2

When javascript encodes one character as 2 bytes or more, why does the following:

Buffer.from("abc").byteLength

output 3? Should not it be 6?

Amanda
  • 2,013
  • 3
  • 24
  • 57
  • 1
    I think the default encoding is utf-8, if so then it can take minimum of 8bit per character. A link that might help you more. https://stackoverflow.com/questions/6338944/if-utf-8-is-an-8-bit-encoding-why-does-it-need-1-4-bytes "those magic U+ numbers, in memory using 8 bit bytes. In UTF-8, every code point from 0-127 is stored in a single byte. Only code points 128 and above are stored using 2, 3, in fact, up to 6 bytes." – Andam Dec 26 '19 at 07:47
  • If you mean the from() method of Array and the byteLength property of ArrayBuffer, then I think the explanation is that 3 entries are created from a string with 3 characters since length of 3 character string is 3 (3 code units). If the ArrayBuffer is Uint8Array, then 3 bytes are created for "abc". If instead you use Uint16Array, then 6 bytes are created from "abc". Try out alert(new Uint8Array(Array.from("sss")).byteLength) vs alert(new Uint16Array(Array.from("sss")).byteLength) – Jose_X Apr 02 '21 at 13:37

1 Answers1

0

Javascript class Buffer's default encoding is 'utf-8'. ASCII characters take 1 bytes in utf-8 encoding as you can see here. So the result should be 3. Note: Utf-8 encoding can take 1~3 bytes for one character.

TopW3
  • 1,477
  • 1
  • 8
  • 14

Objective 1
Copy the records word for word from their first line through the line containing "blurred-label xyxy=(1178,1279,1208,1285)", with both ends included.
The text above and the records that come next have nothing to do with each other.

[Spatial annotation records]
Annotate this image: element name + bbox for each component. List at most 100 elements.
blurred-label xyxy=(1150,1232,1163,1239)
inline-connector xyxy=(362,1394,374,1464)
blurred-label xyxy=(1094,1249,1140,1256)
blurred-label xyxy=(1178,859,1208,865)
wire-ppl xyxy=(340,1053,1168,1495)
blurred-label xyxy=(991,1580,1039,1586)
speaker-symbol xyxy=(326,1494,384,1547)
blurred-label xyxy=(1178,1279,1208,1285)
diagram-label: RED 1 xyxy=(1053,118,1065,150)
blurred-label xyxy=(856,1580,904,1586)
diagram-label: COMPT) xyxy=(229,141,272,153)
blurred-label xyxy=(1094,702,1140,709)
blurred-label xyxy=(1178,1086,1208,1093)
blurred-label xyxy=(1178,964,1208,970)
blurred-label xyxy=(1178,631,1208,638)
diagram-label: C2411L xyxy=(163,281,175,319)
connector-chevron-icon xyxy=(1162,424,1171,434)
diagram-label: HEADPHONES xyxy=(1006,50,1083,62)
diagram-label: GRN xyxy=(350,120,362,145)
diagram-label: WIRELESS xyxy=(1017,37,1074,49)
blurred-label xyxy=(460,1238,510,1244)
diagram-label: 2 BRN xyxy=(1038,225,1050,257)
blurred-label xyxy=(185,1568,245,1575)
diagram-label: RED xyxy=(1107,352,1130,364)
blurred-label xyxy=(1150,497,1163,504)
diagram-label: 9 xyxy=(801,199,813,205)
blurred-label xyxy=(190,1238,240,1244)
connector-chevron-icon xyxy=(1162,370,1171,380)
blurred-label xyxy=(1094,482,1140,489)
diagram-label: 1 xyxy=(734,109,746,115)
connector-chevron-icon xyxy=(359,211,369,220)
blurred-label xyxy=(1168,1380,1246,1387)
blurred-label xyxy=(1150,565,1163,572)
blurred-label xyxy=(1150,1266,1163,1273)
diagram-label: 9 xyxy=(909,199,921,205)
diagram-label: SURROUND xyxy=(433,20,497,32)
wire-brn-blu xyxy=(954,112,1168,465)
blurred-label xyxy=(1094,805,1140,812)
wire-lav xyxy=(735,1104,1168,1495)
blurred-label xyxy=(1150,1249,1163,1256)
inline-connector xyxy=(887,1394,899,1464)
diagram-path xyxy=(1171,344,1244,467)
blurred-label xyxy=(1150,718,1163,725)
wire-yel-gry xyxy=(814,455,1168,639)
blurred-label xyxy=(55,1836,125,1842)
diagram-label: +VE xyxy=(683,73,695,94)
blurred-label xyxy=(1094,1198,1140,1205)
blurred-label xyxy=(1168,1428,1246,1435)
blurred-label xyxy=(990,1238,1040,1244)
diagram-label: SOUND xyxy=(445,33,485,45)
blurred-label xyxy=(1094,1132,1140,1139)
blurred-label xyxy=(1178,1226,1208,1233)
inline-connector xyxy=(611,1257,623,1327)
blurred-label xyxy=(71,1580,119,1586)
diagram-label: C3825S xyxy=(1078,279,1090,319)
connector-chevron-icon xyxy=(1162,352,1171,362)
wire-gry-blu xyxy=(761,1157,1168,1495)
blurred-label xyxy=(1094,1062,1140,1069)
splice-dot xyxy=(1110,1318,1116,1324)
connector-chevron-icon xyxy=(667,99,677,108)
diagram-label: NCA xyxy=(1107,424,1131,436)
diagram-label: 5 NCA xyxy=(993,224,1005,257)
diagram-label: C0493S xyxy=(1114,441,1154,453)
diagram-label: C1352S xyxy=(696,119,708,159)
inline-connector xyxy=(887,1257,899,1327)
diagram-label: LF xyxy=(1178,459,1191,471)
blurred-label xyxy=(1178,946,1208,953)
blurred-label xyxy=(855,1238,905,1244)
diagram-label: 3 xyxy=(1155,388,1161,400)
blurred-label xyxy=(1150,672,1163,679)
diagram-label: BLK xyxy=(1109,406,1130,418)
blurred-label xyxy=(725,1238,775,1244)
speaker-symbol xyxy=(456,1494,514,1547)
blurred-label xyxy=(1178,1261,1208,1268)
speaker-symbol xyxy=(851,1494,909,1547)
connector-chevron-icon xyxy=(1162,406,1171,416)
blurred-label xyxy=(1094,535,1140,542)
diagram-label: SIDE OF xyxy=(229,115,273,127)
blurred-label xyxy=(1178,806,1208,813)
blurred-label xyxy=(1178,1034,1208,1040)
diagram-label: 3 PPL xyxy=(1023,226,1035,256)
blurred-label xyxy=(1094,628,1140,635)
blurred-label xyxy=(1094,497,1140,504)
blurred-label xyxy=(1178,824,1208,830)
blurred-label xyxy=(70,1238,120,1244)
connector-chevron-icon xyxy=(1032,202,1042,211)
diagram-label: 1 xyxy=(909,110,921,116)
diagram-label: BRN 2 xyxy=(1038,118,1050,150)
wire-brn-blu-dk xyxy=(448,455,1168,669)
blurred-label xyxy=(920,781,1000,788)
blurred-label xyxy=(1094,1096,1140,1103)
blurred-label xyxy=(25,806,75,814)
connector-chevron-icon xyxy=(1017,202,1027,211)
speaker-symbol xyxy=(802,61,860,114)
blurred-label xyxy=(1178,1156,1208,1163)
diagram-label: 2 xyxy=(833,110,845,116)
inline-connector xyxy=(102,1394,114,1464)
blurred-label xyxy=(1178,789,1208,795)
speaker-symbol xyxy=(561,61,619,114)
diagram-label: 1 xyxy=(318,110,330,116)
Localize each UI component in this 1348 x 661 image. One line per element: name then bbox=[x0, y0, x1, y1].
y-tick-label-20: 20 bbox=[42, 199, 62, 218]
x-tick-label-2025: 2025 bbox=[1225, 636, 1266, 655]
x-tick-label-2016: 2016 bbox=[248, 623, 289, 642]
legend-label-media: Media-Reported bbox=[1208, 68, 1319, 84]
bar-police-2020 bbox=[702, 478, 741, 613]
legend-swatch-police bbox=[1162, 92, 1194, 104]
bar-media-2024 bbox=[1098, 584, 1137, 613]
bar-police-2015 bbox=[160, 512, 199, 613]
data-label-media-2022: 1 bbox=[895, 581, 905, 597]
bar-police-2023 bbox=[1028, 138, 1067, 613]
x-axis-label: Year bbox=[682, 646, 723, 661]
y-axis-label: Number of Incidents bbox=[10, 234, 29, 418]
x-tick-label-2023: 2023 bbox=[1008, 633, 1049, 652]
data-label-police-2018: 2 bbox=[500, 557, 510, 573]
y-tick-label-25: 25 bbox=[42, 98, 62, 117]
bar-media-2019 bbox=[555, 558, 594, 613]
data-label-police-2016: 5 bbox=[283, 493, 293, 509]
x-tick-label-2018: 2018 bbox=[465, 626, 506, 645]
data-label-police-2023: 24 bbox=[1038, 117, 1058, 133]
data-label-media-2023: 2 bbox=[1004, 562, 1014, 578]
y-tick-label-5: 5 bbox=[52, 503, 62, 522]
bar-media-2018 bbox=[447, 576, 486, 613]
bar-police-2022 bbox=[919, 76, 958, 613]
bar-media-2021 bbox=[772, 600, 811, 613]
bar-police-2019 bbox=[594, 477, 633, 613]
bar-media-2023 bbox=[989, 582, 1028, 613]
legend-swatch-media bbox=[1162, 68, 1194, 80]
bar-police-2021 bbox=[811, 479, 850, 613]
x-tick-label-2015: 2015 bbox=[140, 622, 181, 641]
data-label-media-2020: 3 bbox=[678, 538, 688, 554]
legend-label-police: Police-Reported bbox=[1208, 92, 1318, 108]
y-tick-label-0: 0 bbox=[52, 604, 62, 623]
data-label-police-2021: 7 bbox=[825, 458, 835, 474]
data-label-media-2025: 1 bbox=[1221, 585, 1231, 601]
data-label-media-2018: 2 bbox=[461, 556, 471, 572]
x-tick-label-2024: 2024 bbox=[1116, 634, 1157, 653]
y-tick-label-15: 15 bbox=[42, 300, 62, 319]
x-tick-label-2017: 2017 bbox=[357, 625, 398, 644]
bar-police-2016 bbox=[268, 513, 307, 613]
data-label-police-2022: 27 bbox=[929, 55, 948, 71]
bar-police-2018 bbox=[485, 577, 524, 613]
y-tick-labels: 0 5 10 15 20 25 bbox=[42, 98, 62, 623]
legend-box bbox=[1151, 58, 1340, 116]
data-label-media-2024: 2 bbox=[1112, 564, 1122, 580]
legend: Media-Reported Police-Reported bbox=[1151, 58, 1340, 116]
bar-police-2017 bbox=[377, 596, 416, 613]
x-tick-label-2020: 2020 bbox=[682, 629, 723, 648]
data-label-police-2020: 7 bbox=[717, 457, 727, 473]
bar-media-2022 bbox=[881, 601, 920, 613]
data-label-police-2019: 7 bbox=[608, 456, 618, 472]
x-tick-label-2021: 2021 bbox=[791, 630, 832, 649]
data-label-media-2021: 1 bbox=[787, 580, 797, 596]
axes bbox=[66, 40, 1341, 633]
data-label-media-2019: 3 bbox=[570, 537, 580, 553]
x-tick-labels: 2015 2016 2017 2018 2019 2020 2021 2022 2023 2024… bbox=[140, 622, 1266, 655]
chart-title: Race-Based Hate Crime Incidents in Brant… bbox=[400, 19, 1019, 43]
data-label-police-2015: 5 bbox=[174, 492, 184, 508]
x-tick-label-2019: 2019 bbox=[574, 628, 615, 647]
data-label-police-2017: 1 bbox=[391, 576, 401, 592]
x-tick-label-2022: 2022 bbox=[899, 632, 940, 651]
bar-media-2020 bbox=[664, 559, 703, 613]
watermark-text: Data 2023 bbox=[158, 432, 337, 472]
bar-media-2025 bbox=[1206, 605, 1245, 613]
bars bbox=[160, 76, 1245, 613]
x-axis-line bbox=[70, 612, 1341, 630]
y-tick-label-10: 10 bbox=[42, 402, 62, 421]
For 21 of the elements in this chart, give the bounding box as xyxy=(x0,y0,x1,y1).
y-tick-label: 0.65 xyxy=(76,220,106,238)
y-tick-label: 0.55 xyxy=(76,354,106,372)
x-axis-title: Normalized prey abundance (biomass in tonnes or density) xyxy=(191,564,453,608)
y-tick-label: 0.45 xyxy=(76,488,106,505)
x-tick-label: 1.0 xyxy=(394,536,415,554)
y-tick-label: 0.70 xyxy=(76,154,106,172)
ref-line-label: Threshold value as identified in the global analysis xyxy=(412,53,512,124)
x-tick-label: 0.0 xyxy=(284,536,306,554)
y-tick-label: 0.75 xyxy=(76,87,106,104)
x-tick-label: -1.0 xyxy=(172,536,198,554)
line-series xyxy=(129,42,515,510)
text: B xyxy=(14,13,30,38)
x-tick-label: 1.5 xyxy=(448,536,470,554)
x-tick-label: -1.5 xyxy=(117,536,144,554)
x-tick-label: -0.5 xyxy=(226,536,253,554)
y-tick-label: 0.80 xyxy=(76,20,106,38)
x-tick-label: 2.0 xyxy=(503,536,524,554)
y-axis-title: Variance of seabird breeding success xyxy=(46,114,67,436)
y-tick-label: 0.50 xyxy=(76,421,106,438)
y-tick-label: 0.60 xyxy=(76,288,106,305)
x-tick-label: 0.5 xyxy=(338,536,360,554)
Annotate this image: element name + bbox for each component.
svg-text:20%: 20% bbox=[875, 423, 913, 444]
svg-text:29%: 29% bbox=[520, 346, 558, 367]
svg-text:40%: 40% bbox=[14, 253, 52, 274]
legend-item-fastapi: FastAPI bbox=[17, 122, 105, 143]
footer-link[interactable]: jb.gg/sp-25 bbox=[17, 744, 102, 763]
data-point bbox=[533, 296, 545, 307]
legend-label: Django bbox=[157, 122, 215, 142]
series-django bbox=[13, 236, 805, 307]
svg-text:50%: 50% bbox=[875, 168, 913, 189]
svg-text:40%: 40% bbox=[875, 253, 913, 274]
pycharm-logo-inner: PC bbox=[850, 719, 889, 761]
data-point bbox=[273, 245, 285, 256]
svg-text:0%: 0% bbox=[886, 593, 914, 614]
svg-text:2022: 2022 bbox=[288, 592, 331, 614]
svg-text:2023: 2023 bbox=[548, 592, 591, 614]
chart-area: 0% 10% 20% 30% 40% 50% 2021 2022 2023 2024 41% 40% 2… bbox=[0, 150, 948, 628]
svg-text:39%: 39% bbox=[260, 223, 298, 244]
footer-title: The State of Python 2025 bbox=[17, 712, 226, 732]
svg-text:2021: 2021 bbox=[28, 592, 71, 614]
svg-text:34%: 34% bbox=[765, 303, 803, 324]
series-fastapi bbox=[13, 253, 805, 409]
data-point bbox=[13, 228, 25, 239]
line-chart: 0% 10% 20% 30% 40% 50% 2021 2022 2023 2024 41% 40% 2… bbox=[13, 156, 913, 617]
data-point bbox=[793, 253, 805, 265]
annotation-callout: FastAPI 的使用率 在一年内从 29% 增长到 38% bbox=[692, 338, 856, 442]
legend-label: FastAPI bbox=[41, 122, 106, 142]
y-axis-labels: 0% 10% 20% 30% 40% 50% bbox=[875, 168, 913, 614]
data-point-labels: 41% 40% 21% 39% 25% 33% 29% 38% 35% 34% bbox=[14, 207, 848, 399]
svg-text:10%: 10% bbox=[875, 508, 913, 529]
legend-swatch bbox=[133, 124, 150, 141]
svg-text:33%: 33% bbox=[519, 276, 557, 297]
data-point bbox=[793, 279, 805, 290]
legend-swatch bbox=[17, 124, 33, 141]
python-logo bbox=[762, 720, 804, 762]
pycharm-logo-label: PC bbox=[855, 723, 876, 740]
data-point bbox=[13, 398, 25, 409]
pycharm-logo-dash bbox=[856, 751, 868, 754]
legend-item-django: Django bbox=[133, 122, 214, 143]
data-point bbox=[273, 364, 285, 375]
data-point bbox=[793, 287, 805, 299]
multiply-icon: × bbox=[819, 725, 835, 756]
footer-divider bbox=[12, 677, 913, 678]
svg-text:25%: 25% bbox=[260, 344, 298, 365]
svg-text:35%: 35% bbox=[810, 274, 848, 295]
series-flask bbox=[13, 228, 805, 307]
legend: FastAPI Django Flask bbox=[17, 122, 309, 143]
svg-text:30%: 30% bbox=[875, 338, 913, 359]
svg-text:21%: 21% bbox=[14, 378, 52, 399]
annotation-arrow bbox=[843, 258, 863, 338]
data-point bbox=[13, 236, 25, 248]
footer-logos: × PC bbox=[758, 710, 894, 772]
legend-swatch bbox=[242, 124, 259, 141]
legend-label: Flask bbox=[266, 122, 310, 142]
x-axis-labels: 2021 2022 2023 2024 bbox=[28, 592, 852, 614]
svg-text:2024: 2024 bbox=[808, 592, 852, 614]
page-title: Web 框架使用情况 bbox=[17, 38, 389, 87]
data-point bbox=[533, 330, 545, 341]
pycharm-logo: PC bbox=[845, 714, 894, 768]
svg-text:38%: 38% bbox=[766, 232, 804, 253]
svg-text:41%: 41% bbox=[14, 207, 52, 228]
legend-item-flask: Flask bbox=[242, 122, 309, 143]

Objective 2
Translate this sentence from the forum thread about Buffer byte length into Spanish: "Javascript class Buffer's default encoding is 'utf-8'."

Solution 1
Annotate this image: element name + bbox for each component. List at most 100 elements.
blurred-label xyxy=(1150,1232,1163,1239)
inline-connector xyxy=(362,1394,374,1464)
blurred-label xyxy=(1094,1249,1140,1256)
blurred-label xyxy=(1178,859,1208,865)
wire-ppl xyxy=(340,1053,1168,1495)
blurred-label xyxy=(991,1580,1039,1586)
speaker-symbol xyxy=(326,1494,384,1547)
blurred-label xyxy=(1178,1279,1208,1285)

Solution 2
La codificación predeterminada de la clase Buffer de Javascript es 'utf-8'.